## EXERCISE BRIEF
Reproduce the records below exactly, leaving out any pictures.

-- START --

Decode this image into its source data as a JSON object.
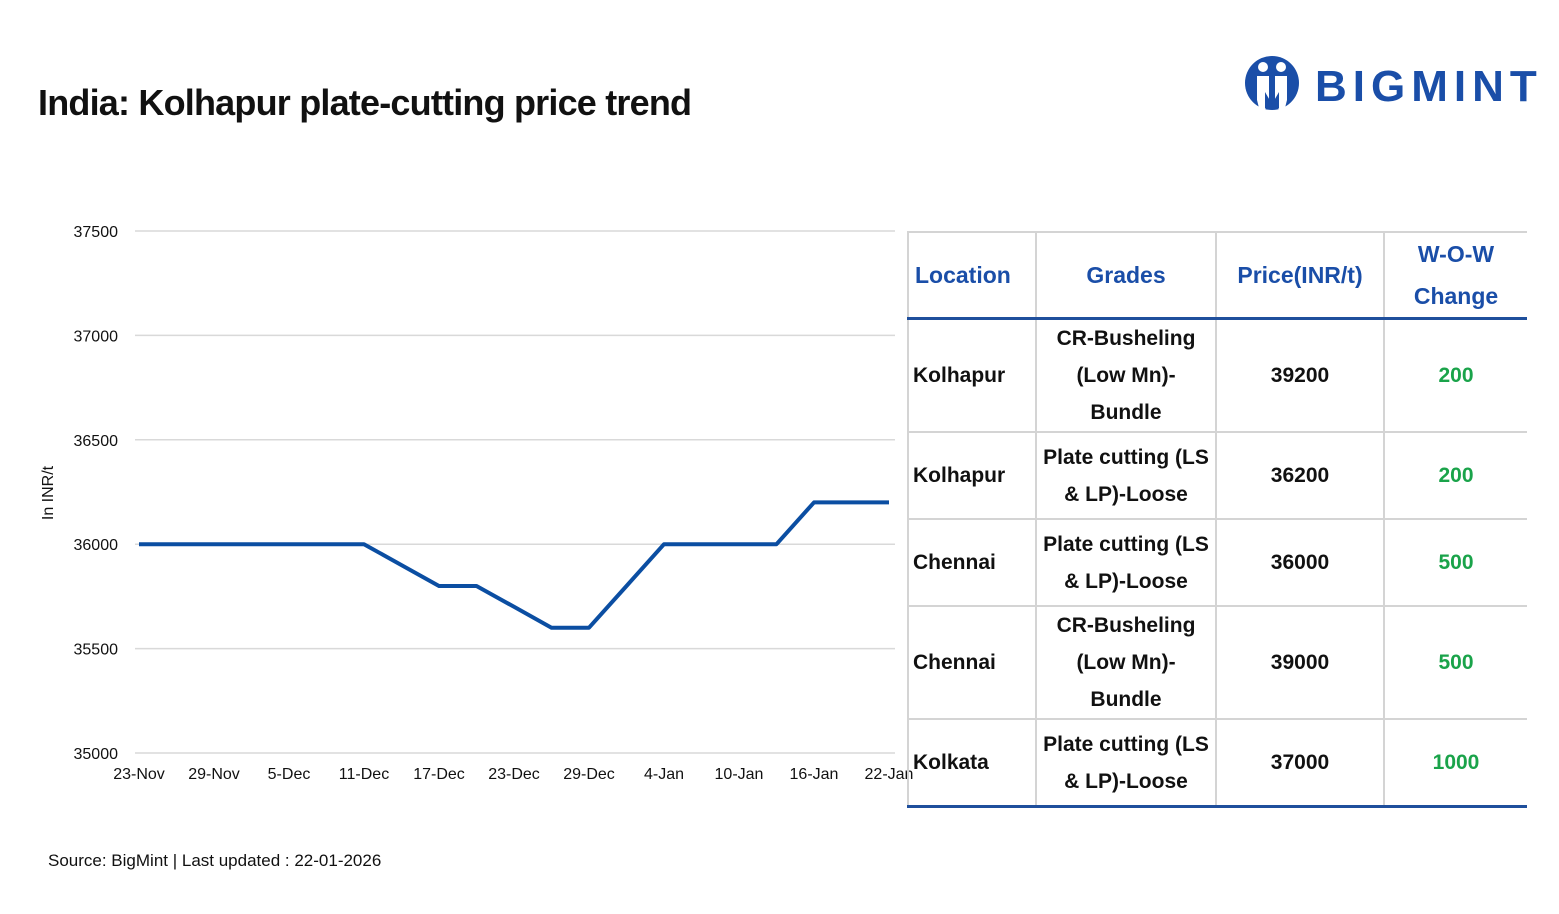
{
  "title": "India: Kolhapur plate-cutting price trend",
  "logo": {
    "text": "BIGMINT",
    "color": "#1a4ea8"
  },
  "chart_data": {
    "type": "line",
    "ylabel": "In INR/t",
    "ylim": [
      35000,
      37500
    ],
    "yticks": [
      35000,
      35500,
      36000,
      36500,
      37000,
      37500
    ],
    "xticks": [
      "23-Nov",
      "29-Nov",
      "5-Dec",
      "11-Dec",
      "17-Dec",
      "23-Dec",
      "29-Dec",
      "4-Jan",
      "10-Jan",
      "16-Jan",
      "22-Jan"
    ],
    "grid": true,
    "line_color": "#0b4ea2",
    "x": [
      "23-Nov",
      "26-Nov",
      "29-Nov",
      "2-Dec",
      "5-Dec",
      "8-Dec",
      "11-Dec",
      "14-Dec",
      "17-Dec",
      "20-Dec",
      "23-Dec",
      "26-Dec",
      "29-Dec",
      "1-Jan",
      "4-Jan",
      "7-Jan",
      "10-Jan",
      "13-Jan",
      "16-Jan",
      "19-Jan",
      "22-Jan"
    ],
    "values": [
      36000,
      36000,
      36000,
      36000,
      36000,
      36000,
      36000,
      35900,
      35800,
      35800,
      35700,
      35600,
      35600,
      35800,
      36000,
      36000,
      36000,
      36000,
      36200,
      36200,
      36200
    ]
  },
  "table": {
    "headers": [
      "Location",
      "Grades",
      "Price(INR/t)",
      "W-O-W Change"
    ],
    "rows": [
      {
        "location": "Kolhapur",
        "grade": "CR-Busheling (Low Mn)-Bundle",
        "price": "39200",
        "change": "200"
      },
      {
        "location": "Kolhapur",
        "grade": "Plate cutting (LS & LP)-Loose",
        "price": "36200",
        "change": "200"
      },
      {
        "location": "Chennai",
        "grade": "Plate cutting (LS & LP)-Loose",
        "price": "36000",
        "change": "500"
      },
      {
        "location": "Chennai",
        "grade": "CR-Busheling (Low Mn)-Bundle",
        "price": "39000",
        "change": "500"
      },
      {
        "location": "Kolkata",
        "grade": "Plate cutting (LS & LP)-Loose",
        "price": "37000",
        "change": "1000"
      }
    ],
    "header_color": "#1a4ea8",
    "change_color": "#1aa34a"
  },
  "source": "Source: BigMint | Last updated : 22-01-2026"
}
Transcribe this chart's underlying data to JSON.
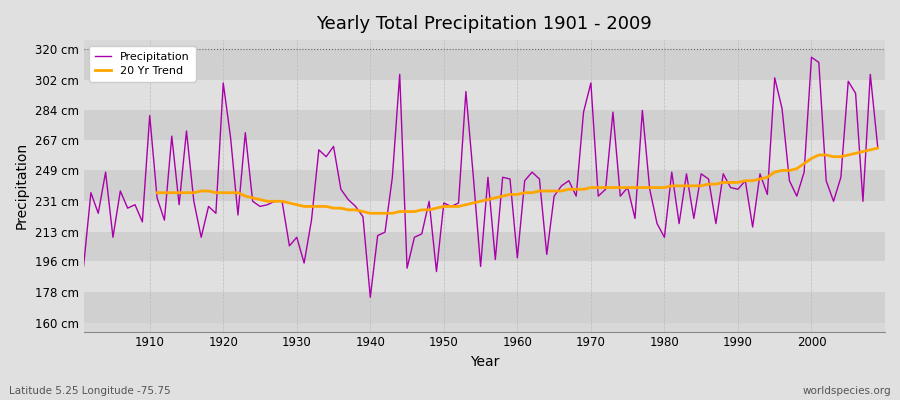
{
  "title": "Yearly Total Precipitation 1901 - 2009",
  "xlabel": "Year",
  "ylabel": "Precipitation",
  "subtitle": "Latitude 5.25 Longitude -75.75",
  "watermark": "worldspecies.org",
  "years": [
    1901,
    1902,
    1903,
    1904,
    1905,
    1906,
    1907,
    1908,
    1909,
    1910,
    1911,
    1912,
    1913,
    1914,
    1915,
    1916,
    1917,
    1918,
    1919,
    1920,
    1921,
    1922,
    1923,
    1924,
    1925,
    1926,
    1927,
    1928,
    1929,
    1930,
    1931,
    1932,
    1933,
    1934,
    1935,
    1936,
    1937,
    1938,
    1939,
    1940,
    1941,
    1942,
    1943,
    1944,
    1945,
    1946,
    1947,
    1948,
    1949,
    1950,
    1951,
    1952,
    1953,
    1954,
    1955,
    1956,
    1957,
    1958,
    1959,
    1960,
    1961,
    1962,
    1963,
    1964,
    1965,
    1966,
    1967,
    1968,
    1969,
    1970,
    1971,
    1972,
    1973,
    1974,
    1975,
    1976,
    1977,
    1978,
    1979,
    1980,
    1981,
    1982,
    1983,
    1984,
    1985,
    1986,
    1987,
    1988,
    1989,
    1990,
    1991,
    1992,
    1993,
    1994,
    1995,
    1996,
    1997,
    1998,
    1999,
    2000,
    2001,
    2002,
    2003,
    2004,
    2005,
    2006,
    2007,
    2008,
    2009
  ],
  "precip": [
    193,
    236,
    224,
    248,
    210,
    237,
    227,
    229,
    219,
    281,
    233,
    220,
    269,
    229,
    272,
    231,
    210,
    228,
    224,
    300,
    268,
    223,
    271,
    231,
    228,
    229,
    231,
    231,
    205,
    210,
    195,
    220,
    261,
    257,
    263,
    238,
    232,
    228,
    222,
    175,
    211,
    213,
    245,
    305,
    192,
    210,
    212,
    231,
    190,
    230,
    228,
    230,
    295,
    246,
    193,
    245,
    197,
    245,
    244,
    198,
    243,
    248,
    244,
    200,
    234,
    240,
    243,
    234,
    283,
    300,
    234,
    238,
    283,
    234,
    239,
    221,
    284,
    238,
    218,
    210,
    248,
    218,
    247,
    221,
    247,
    244,
    218,
    247,
    239,
    238,
    243,
    216,
    247,
    235,
    303,
    285,
    243,
    234,
    248,
    315,
    312,
    243,
    231,
    245,
    301,
    294,
    231,
    305,
    263
  ],
  "trend": [
    null,
    null,
    null,
    null,
    null,
    null,
    null,
    null,
    null,
    null,
    236,
    236,
    236,
    236,
    236,
    236,
    237,
    237,
    236,
    236,
    236,
    236,
    234,
    233,
    232,
    231,
    231,
    231,
    230,
    229,
    228,
    228,
    228,
    228,
    227,
    227,
    226,
    226,
    225,
    224,
    224,
    224,
    224,
    225,
    225,
    225,
    226,
    226,
    227,
    228,
    228,
    228,
    229,
    230,
    231,
    232,
    233,
    234,
    235,
    235,
    236,
    236,
    237,
    237,
    237,
    237,
    238,
    238,
    238,
    239,
    239,
    239,
    239,
    239,
    239,
    239,
    239,
    239,
    239,
    239,
    240,
    240,
    240,
    240,
    240,
    241,
    241,
    242,
    242,
    242,
    243,
    243,
    244,
    245,
    248,
    249,
    249,
    250,
    253,
    256,
    258,
    258,
    257,
    257,
    258,
    259,
    260,
    261,
    262
  ],
  "precip_color": "#AA00AA",
  "trend_color": "#FFA500",
  "bg_color": "#E0E0E0",
  "plot_bg_color": "#D8D8D8",
  "band_color_light": "#E0E0E0",
  "band_color_dark": "#D0D0D0",
  "grid_color": "#C8C8C8",
  "yticks": [
    160,
    178,
    196,
    213,
    231,
    249,
    267,
    284,
    302,
    320
  ],
  "ylim": [
    155,
    325
  ],
  "xlim": [
    1901,
    2010
  ],
  "xticks": [
    1910,
    1920,
    1930,
    1940,
    1950,
    1960,
    1970,
    1980,
    1990,
    2000
  ]
}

-- END --

## EXERCISE SOLUTION
Decode this image into its source data as a JSON object.
{
  "title": "India: Kolhapur plate-cutting price trend",
  "logo": {
    "text": "BIGMINT",
    "color": "#1a4ea8"
  },
  "chart_data": {
    "type": "line",
    "ylabel": "In INR/t",
    "ylim": [
      35000,
      37500
    ],
    "yticks": [
      35000,
      35500,
      36000,
      36500,
      37000,
      37500
    ],
    "xticks": [
      "23-Nov",
      "29-Nov",
      "5-Dec",
      "11-Dec",
      "17-Dec",
      "23-Dec",
      "29-Dec",
      "4-Jan",
      "10-Jan",
      "16-Jan",
      "22-Jan"
    ],
    "grid": true,
    "line_color": "#0b4ea2",
    "x": [
      "23-Nov",
      "26-Nov",
      "29-Nov",
      "2-Dec",
      "5-Dec",
      "8-Dec",
      "11-Dec",
      "14-Dec",
      "17-Dec",
      "20-Dec",
      "23-Dec",
      "26-Dec",
      "29-Dec",
      "1-Jan",
      "4-Jan",
      "7-Jan",
      "10-Jan",
      "13-Jan",
      "16-Jan",
      "19-Jan",
      "22-Jan"
    ],
    "values": [
      36000,
      36000,
      36000,
      36000,
      36000,
      36000,
      36000,
      35900,
      35800,
      35800,
      35700,
      35600,
      35600,
      35800,
      36000,
      36000,
      36000,
      36000,
      36200,
      36200,
      36200
    ]
  },
  "table": {
    "headers": [
      "Location",
      "Grades",
      "Price(INR/t)",
      "W-O-W Change"
    ],
    "rows": [
      {
        "location": "Kolhapur",
        "grade": "CR-Busheling (Low Mn)-Bundle",
        "price": "39200",
        "change": "200"
      },
      {
        "location": "Kolhapur",
        "grade": "Plate cutting (LS & LP)-Loose",
        "price": "36200",
        "change": "200"
      },
      {
        "location": "Chennai",
        "grade": "Plate cutting (LS & LP)-Loose",
        "price": "36000",
        "change": "500"
      },
      {
        "location": "Chennai",
        "grade": "CR-Busheling (Low Mn)-Bundle",
        "price": "39000",
        "change": "500"
      },
      {
        "location": "Kolkata",
        "grade": "Plate cutting (LS & LP)-Loose",
        "price": "37000",
        "change": "1000"
      }
    ],
    "header_color": "#1a4ea8",
    "change_color": "#1aa34a"
  },
  "source": "Source: BigMint | Last updated : 22-01-2026"
}
Transcribe this chart's underlying data to JSON.
{
  "title": "Yearly Total Precipitation 1901 - 2009",
  "xlabel": "Year",
  "ylabel": "Precipitation",
  "subtitle": "Latitude 5.25 Longitude -75.75",
  "watermark": "worldspecies.org",
  "years": [
    1901,
    1902,
    1903,
    1904,
    1905,
    1906,
    1907,
    1908,
    1909,
    1910,
    1911,
    1912,
    1913,
    1914,
    1915,
    1916,
    1917,
    1918,
    1919,
    1920,
    1921,
    1922,
    1923,
    1924,
    1925,
    1926,
    1927,
    1928,
    1929,
    1930,
    1931,
    1932,
    1933,
    1934,
    1935,
    1936,
    1937,
    1938,
    1939,
    1940,
    1941,
    1942,
    1943,
    1944,
    1945,
    1946,
    1947,
    1948,
    1949,
    1950,
    1951,
    1952,
    1953,
    1954,
    1955,
    1956,
    1957,
    1958,
    1959,
    1960,
    1961,
    1962,
    1963,
    1964,
    1965,
    1966,
    1967,
    1968,
    1969,
    1970,
    1971,
    1972,
    1973,
    1974,
    1975,
    1976,
    1977,
    1978,
    1979,
    1980,
    1981,
    1982,
    1983,
    1984,
    1985,
    1986,
    1987,
    1988,
    1989,
    1990,
    1991,
    1992,
    1993,
    1994,
    1995,
    1996,
    1997,
    1998,
    1999,
    2000,
    2001,
    2002,
    2003,
    2004,
    2005,
    2006,
    2007,
    2008,
    2009
  ],
  "precip": [
    193,
    236,
    224,
    248,
    210,
    237,
    227,
    229,
    219,
    281,
    233,
    220,
    269,
    229,
    272,
    231,
    210,
    228,
    224,
    300,
    268,
    223,
    271,
    231,
    228,
    229,
    231,
    231,
    205,
    210,
    195,
    220,
    261,
    257,
    263,
    238,
    232,
    228,
    222,
    175,
    211,
    213,
    245,
    305,
    192,
    210,
    212,
    231,
    190,
    230,
    228,
    230,
    295,
    246,
    193,
    245,
    197,
    245,
    244,
    198,
    243,
    248,
    244,
    200,
    234,
    240,
    243,
    234,
    283,
    300,
    234,
    238,
    283,
    234,
    239,
    221,
    284,
    238,
    218,
    210,
    248,
    218,
    247,
    221,
    247,
    244,
    218,
    247,
    239,
    238,
    243,
    216,
    247,
    235,
    303,
    285,
    243,
    234,
    248,
    315,
    312,
    243,
    231,
    245,
    301,
    294,
    231,
    305,
    263
  ],
  "trend": [
    null,
    null,
    null,
    null,
    null,
    null,
    null,
    null,
    null,
    null,
    236,
    236,
    236,
    236,
    236,
    236,
    237,
    237,
    236,
    236,
    236,
    236,
    234,
    233,
    232,
    231,
    231,
    231,
    230,
    229,
    228,
    228,
    228,
    228,
    227,
    227,
    226,
    226,
    225,
    224,
    224,
    224,
    224,
    225,
    225,
    225,
    226,
    226,
    227,
    228,
    228,
    228,
    229,
    230,
    231,
    232,
    233,
    234,
    235,
    235,
    236,
    236,
    237,
    237,
    237,
    237,
    238,
    238,
    238,
    239,
    239,
    239,
    239,
    239,
    239,
    239,
    239,
    239,
    239,
    239,
    240,
    240,
    240,
    240,
    240,
    241,
    241,
    242,
    242,
    242,
    243,
    243,
    244,
    245,
    248,
    249,
    249,
    250,
    253,
    256,
    258,
    258,
    257,
    257,
    258,
    259,
    260,
    261,
    262
  ],
  "precip_color": "#AA00AA",
  "trend_color": "#FFA500",
  "bg_color": "#E0E0E0",
  "plot_bg_color": "#D8D8D8",
  "band_color_light": "#E0E0E0",
  "band_color_dark": "#D0D0D0",
  "grid_color": "#C8C8C8",
  "yticks": [
    160,
    178,
    196,
    213,
    231,
    249,
    267,
    284,
    302,
    320
  ],
  "ylim": [
    155,
    325
  ],
  "xlim": [
    1901,
    2010
  ],
  "xticks": [
    1910,
    1920,
    1930,
    1940,
    1950,
    1960,
    1970,
    1980,
    1990,
    2000
  ]
}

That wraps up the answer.